Stated task -> Could you transcribe the material below exactly, without leaving out a single line?

Stored data

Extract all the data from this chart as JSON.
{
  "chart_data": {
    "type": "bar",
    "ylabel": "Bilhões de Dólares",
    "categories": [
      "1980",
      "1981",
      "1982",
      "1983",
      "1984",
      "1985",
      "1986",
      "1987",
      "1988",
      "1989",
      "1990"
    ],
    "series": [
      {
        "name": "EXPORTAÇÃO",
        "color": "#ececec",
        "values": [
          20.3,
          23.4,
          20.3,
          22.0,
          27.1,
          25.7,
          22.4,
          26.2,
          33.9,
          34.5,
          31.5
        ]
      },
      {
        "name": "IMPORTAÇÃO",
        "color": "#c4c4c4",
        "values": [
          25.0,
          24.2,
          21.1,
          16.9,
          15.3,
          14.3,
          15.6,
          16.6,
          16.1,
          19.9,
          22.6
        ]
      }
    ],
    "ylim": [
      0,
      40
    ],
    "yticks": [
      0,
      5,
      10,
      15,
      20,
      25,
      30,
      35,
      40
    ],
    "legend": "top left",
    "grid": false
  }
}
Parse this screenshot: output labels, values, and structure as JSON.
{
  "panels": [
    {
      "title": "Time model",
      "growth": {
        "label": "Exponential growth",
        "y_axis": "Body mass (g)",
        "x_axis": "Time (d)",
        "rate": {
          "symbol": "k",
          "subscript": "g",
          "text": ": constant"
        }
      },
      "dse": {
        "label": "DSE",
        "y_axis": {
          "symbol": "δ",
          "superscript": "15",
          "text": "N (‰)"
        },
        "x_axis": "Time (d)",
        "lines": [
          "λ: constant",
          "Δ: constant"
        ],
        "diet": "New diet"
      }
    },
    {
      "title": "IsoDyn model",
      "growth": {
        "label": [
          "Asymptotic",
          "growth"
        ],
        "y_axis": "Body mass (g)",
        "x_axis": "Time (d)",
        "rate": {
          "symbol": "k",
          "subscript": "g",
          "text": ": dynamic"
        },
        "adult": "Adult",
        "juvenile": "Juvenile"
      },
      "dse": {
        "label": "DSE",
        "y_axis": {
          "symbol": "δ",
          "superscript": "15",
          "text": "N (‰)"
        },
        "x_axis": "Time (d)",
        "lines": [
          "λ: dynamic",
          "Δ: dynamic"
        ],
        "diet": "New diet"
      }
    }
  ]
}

Output of the exercise ->
Extract all the data from this chart as JSON.
{
  "chart_data": {
    "type": "bar",
    "ylabel": "Bilhões de Dólares",
    "categories": [
      "1980",
      "1981",
      "1982",
      "1983",
      "1984",
      "1985",
      "1986",
      "1987",
      "1988",
      "1989",
      "1990"
    ],
    "series": [
      {
        "name": "EXPORTAÇÃO",
        "color": "#ececec",
        "values": [
          20.3,
          23.4,
          20.3,
          22.0,
          27.1,
          25.7,
          22.4,
          26.2,
          33.9,
          34.5,
          31.5
        ]
      },
      {
        "name": "IMPORTAÇÃO",
        "color": "#c4c4c4",
        "values": [
          25.0,
          24.2,
          21.1,
          16.9,
          15.3,
          14.3,
          15.6,
          16.6,
          16.1,
          19.9,
          22.6
        ]
      }
    ],
    "ylim": [
      0,
      40
    ],
    "yticks": [
      0,
      5,
      10,
      15,
      20,
      25,
      30,
      35,
      40
    ],
    "legend": "top left",
    "grid": false
  }
}
Parse this screenshot: output labels, values, and structure as JSON.
{
  "panels": [
    {
      "title": "Time model",
      "growth": {
        "label": "Exponential growth",
        "y_axis": "Body mass (g)",
        "x_axis": "Time (d)",
        "rate": {
          "symbol": "k",
          "subscript": "g",
          "text": ": constant"
        }
      },
      "dse": {
        "label": "DSE",
        "y_axis": {
          "symbol": "δ",
          "superscript": "15",
          "text": "N (‰)"
        },
        "x_axis": "Time (d)",
        "lines": [
          "λ: constant",
          "Δ: constant"
        ],
        "diet": "New diet"
      }
    },
    {
      "title": "IsoDyn model",
      "growth": {
        "label": [
          "Asymptotic",
          "growth"
        ],
        "y_axis": "Body mass (g)",
        "x_axis": "Time (d)",
        "rate": {
          "symbol": "k",
          "subscript": "g",
          "text": ": dynamic"
        },
        "adult": "Adult",
        "juvenile": "Juvenile"
      },
      "dse": {
        "label": "DSE",
        "y_axis": {
          "symbol": "δ",
          "superscript": "15",
          "text": "N (‰)"
        },
        "x_axis": "Time (d)",
        "lines": [
          "λ: dynamic",
          "Δ: dynamic"
        ],
        "diet": "New diet"
      }
    }
  ]
}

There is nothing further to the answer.